Material for the task start

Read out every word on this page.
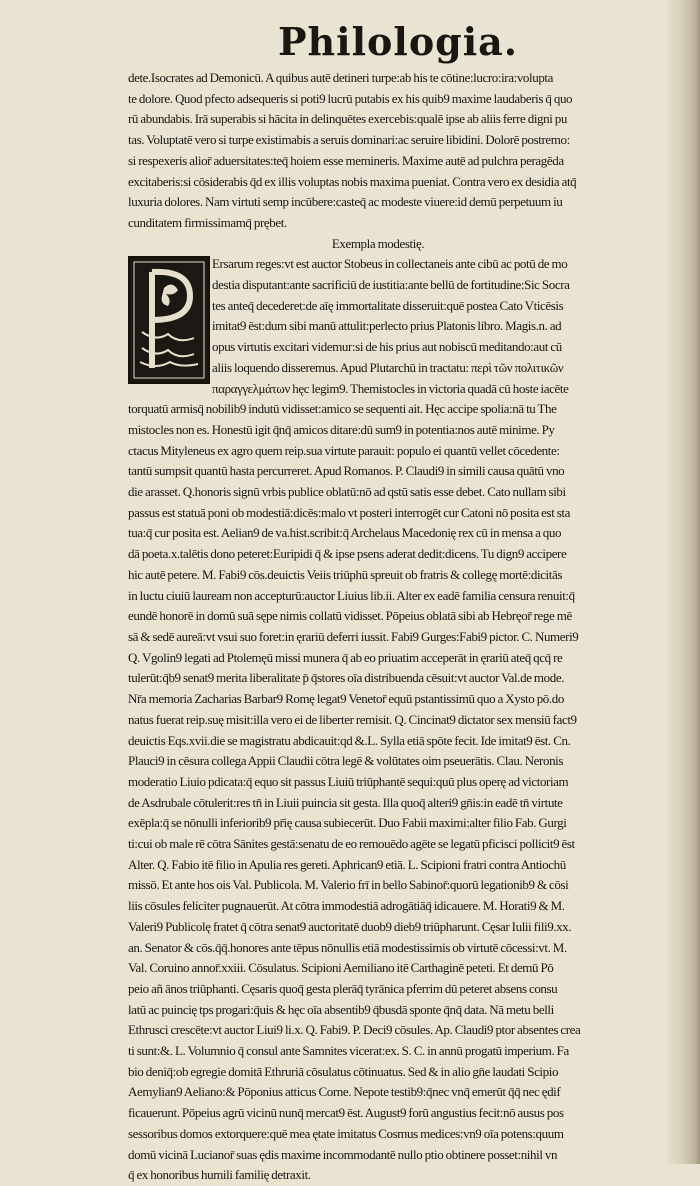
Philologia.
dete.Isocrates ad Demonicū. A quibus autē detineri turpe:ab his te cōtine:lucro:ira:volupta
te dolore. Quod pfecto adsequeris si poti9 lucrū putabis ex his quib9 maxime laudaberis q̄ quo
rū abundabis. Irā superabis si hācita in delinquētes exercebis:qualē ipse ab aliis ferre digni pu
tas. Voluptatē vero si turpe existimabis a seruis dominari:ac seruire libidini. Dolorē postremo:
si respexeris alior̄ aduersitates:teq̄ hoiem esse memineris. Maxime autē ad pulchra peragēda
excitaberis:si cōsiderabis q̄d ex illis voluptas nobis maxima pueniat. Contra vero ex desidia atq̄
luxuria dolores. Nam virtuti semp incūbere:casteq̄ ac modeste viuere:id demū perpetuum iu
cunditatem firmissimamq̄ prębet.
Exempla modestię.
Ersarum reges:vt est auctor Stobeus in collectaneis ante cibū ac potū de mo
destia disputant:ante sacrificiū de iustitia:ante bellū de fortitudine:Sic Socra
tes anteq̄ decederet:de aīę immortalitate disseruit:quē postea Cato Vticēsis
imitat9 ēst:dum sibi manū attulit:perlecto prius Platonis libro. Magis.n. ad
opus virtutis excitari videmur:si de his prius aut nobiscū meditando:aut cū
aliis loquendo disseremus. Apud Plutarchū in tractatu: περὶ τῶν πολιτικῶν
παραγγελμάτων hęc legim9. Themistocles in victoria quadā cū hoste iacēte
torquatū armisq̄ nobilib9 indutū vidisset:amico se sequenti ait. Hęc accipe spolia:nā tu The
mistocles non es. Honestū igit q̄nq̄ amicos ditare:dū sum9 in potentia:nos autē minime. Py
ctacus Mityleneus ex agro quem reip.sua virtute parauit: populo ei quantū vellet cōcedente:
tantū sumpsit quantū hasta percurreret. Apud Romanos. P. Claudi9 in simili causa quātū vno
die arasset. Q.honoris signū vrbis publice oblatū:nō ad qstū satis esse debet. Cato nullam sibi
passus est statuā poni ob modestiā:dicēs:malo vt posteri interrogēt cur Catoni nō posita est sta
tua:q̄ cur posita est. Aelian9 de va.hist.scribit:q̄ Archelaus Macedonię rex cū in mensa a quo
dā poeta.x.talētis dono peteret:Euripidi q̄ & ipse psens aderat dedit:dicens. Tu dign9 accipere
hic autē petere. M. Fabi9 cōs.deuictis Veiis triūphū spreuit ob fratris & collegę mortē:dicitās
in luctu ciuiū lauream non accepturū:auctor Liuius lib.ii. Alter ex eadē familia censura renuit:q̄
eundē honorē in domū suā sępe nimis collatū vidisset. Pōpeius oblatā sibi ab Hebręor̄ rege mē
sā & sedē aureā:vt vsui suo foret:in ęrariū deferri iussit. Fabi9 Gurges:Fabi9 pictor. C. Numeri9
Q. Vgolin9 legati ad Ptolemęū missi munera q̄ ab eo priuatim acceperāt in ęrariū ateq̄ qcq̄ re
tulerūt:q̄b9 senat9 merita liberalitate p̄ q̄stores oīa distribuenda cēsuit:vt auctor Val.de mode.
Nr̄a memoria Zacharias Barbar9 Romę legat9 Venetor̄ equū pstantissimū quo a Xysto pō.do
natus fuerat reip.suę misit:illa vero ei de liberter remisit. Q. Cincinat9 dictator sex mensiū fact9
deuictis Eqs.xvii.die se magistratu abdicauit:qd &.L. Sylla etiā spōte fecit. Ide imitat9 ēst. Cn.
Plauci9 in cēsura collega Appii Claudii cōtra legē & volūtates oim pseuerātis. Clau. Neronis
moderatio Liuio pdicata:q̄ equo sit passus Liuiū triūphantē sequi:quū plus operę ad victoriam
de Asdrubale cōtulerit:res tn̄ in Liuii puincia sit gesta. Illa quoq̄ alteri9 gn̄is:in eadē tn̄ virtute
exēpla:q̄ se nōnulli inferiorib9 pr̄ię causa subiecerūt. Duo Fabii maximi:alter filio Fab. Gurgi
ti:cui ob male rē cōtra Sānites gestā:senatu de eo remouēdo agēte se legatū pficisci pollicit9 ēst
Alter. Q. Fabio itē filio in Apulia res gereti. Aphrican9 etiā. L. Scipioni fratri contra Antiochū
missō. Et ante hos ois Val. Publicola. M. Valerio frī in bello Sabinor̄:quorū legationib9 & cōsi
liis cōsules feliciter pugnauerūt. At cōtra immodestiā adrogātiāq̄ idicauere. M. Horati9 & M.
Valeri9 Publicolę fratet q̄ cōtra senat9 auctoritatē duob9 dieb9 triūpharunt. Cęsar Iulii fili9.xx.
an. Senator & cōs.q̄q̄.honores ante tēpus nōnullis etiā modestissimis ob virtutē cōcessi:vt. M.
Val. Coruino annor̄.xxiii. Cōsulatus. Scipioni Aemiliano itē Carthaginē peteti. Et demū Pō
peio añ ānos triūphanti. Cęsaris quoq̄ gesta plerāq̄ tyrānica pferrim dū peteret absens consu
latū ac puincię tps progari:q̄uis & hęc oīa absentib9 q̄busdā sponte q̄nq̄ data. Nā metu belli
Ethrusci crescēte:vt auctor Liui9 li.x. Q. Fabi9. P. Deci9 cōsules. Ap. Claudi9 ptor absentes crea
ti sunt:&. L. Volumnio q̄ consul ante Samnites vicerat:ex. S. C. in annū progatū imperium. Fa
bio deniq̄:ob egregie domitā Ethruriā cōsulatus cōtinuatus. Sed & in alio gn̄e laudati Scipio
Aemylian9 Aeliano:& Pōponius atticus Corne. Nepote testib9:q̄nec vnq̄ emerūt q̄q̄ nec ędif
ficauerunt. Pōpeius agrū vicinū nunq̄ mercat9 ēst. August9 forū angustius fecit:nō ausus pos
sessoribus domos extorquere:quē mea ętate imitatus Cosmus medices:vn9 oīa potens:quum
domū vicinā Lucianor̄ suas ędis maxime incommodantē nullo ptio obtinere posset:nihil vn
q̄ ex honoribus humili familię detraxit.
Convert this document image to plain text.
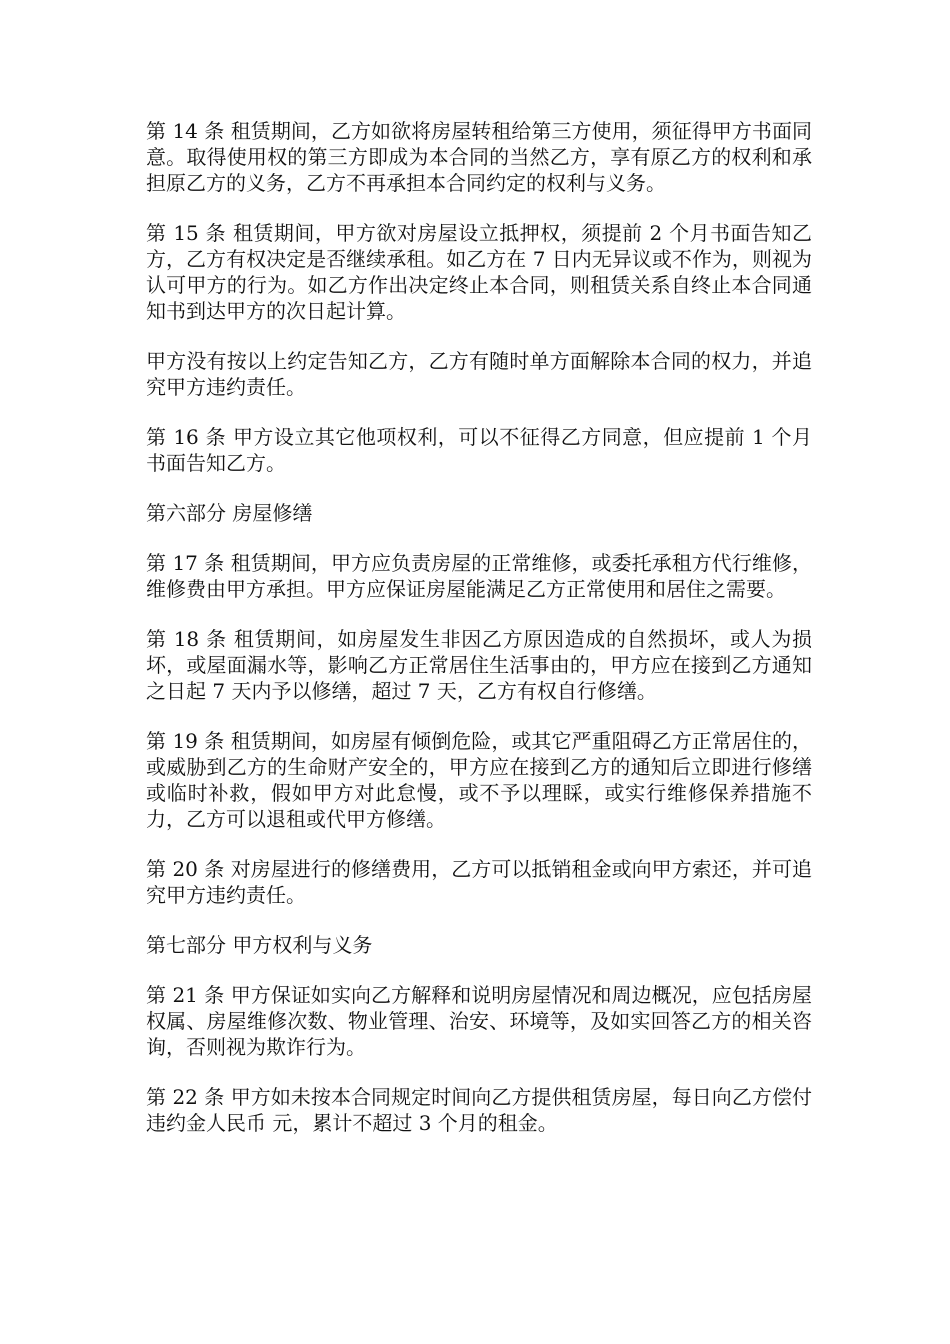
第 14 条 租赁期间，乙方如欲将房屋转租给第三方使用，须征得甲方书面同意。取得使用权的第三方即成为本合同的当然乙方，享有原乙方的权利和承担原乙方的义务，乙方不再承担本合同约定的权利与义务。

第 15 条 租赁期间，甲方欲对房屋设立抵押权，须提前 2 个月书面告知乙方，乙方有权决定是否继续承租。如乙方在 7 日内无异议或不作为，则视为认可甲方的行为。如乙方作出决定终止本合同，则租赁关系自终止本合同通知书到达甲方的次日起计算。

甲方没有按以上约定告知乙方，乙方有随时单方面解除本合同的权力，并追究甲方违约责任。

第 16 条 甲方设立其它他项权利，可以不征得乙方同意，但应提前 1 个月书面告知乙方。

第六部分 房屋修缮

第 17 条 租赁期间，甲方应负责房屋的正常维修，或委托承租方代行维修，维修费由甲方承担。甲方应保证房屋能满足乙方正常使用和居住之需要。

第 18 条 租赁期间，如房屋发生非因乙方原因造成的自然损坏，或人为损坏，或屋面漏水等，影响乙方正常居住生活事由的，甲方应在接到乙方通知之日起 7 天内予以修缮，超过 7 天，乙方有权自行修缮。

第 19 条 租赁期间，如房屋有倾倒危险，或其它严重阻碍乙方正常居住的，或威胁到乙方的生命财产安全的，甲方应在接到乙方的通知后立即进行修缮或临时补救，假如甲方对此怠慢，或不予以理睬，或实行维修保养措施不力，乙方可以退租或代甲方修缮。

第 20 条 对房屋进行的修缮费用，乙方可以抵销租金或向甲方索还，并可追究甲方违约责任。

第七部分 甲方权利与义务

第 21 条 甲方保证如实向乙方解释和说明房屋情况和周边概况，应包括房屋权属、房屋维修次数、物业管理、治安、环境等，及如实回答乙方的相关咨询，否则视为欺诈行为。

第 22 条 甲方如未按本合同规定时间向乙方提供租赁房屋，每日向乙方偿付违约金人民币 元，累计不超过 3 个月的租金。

Material for the task end

-- Do this --
Exclude all pictures and reproduce exactly the lines from the one containing "Convert this document image to plain text." through the final line of the entries above.

-- Task output --
Convert this document image to plain text.
第 14 条 租赁期间，乙方如欲将房屋转租给第三方使用，须征得甲方书面同意。取得使用权的第三方即成为本合同的当然乙方，享有原乙方的权利和承担原乙方的义务，乙方不再承担本合同约定的权利与义务。

第 15 条 租赁期间，甲方欲对房屋设立抵押权，须提前 2 个月书面告知乙方，乙方有权决定是否继续承租。如乙方在 7 日内无异议或不作为，则视为认可甲方的行为。如乙方作出决定终止本合同，则租赁关系自终止本合同通知书到达甲方的次日起计算。

甲方没有按以上约定告知乙方，乙方有随时单方面解除本合同的权力，并追究甲方违约责任。

第 16 条 甲方设立其它他项权利，可以不征得乙方同意，但应提前 1 个月书面告知乙方。

第六部分 房屋修缮

第 17 条 租赁期间，甲方应负责房屋的正常维修，或委托承租方代行维修，维修费由甲方承担。甲方应保证房屋能满足乙方正常使用和居住之需要。

第 18 条 租赁期间，如房屋发生非因乙方原因造成的自然损坏，或人为损坏，或屋面漏水等，影响乙方正常居住生活事由的，甲方应在接到乙方通知之日起 7 天内予以修缮，超过 7 天，乙方有权自行修缮。

第 19 条 租赁期间，如房屋有倾倒危险，或其它严重阻碍乙方正常居住的，或威胁到乙方的生命财产安全的，甲方应在接到乙方的通知后立即进行修缮或临时补救，假如甲方对此怠慢，或不予以理睬，或实行维修保养措施不力，乙方可以退租或代甲方修缮。

第 20 条 对房屋进行的修缮费用，乙方可以抵销租金或向甲方索还，并可追究甲方违约责任。

第七部分 甲方权利与义务

第 21 条 甲方保证如实向乙方解释和说明房屋情况和周边概况，应包括房屋权属、房屋维修次数、物业管理、治安、环境等，及如实回答乙方的相关咨询，否则视为欺诈行为。

第 22 条 甲方如未按本合同规定时间向乙方提供租赁房屋，每日向乙方偿付违约金人民币 元，累计不超过 3 个月的租金。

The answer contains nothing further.